- What is being asked -
Provide a single number: the count of lines containing the string "object".

- Provided information -
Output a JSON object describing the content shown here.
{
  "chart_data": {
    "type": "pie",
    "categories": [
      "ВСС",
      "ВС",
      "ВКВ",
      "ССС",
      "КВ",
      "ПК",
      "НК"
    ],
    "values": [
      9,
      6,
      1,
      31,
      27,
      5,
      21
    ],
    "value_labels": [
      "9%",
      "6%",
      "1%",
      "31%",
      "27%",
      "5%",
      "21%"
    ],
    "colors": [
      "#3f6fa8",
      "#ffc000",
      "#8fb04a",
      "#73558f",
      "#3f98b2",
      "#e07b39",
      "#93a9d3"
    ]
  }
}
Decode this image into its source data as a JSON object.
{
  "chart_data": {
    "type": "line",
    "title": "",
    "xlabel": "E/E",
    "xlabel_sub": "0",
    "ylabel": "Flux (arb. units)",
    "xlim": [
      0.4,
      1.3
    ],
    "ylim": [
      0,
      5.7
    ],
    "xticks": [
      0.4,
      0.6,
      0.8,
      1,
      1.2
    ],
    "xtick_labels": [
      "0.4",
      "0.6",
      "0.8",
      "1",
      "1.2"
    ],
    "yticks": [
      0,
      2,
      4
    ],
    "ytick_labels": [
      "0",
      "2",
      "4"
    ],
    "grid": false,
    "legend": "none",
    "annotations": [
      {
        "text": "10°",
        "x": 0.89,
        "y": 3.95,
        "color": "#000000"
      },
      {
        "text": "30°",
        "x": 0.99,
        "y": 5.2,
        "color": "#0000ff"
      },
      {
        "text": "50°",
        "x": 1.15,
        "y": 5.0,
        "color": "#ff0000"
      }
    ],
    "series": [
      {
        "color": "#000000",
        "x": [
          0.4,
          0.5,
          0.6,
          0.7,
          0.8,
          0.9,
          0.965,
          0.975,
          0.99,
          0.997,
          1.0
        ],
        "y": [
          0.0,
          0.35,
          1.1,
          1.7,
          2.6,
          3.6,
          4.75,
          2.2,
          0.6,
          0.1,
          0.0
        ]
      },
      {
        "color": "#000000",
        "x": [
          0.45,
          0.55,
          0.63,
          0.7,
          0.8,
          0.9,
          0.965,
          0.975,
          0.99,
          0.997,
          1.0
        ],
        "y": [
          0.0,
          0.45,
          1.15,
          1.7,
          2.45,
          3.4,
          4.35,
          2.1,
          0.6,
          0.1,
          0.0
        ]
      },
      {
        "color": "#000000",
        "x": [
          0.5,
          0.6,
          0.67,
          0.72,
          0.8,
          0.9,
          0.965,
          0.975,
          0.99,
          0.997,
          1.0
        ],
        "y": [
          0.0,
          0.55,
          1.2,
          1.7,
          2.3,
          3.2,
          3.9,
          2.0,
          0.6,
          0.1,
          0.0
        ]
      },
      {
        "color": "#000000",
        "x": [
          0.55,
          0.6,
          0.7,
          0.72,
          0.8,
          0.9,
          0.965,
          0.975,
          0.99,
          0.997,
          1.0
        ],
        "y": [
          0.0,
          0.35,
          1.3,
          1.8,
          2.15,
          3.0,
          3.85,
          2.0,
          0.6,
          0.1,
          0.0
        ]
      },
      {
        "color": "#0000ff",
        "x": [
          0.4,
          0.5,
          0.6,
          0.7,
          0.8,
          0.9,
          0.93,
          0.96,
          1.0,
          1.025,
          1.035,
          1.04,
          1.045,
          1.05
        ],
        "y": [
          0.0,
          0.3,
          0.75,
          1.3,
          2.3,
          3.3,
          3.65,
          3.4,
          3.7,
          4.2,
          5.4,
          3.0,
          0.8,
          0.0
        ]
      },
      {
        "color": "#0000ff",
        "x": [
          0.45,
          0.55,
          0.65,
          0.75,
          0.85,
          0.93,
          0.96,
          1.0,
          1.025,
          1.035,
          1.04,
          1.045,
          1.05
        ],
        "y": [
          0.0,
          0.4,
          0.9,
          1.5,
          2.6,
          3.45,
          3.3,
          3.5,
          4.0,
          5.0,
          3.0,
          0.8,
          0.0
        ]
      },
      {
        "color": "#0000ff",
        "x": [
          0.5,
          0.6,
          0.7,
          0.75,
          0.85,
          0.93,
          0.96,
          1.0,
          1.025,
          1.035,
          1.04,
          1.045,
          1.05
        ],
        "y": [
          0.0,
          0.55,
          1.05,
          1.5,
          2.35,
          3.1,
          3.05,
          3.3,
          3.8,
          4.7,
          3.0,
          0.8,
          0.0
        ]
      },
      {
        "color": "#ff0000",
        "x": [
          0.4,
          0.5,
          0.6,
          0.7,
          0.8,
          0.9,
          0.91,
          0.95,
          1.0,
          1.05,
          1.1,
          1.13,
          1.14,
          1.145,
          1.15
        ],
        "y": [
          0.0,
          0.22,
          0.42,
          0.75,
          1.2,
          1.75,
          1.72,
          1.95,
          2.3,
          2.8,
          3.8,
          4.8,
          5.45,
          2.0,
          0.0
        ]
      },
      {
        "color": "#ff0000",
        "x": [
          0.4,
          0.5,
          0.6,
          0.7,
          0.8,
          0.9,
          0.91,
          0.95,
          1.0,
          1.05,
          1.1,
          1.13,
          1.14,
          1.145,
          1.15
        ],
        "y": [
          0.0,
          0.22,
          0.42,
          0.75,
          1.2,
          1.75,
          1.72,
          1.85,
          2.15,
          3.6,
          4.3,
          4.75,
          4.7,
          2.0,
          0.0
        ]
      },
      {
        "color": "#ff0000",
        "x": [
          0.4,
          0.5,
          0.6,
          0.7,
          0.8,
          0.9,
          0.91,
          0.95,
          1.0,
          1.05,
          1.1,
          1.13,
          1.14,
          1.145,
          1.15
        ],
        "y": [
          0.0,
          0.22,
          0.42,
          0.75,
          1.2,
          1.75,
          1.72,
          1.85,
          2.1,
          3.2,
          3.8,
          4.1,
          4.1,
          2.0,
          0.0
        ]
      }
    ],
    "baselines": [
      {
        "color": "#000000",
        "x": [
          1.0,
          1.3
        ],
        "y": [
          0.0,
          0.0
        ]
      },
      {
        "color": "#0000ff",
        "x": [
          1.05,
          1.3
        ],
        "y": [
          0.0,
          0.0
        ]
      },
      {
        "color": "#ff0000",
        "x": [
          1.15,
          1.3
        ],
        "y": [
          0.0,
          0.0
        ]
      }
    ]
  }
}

- The reply -
2